Records about charts and figures:
>>>>>
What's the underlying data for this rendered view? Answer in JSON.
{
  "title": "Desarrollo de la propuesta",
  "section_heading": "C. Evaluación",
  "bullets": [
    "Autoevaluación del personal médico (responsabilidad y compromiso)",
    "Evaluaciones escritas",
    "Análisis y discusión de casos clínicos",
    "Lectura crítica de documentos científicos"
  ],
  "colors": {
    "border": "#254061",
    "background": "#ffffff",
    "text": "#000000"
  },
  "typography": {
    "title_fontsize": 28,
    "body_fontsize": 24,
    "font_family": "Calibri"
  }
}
<<<<<
→ **Task statement**
Restate every line of the data word for word.

→ **The response**
What's the underlying data for this rendered view? Answer in JSON.
{
  "title": "Desarrollo de la propuesta",
  "section_heading": "C. Evaluación",
  "bullets": [
    "Autoevaluación del personal médico (responsabilidad y compromiso)",
    "Evaluaciones escritas",
    "Análisis y discusión de casos clínicos",
    "Lectura crítica de documentos científicos"
  ],
  "colors": {
    "border": "#254061",
    "background": "#ffffff",
    "text": "#000000"
  },
  "typography": {
    "title_fontsize": 28,
    "body_fontsize": 24,
    "font_family": "Calibri"
  }
}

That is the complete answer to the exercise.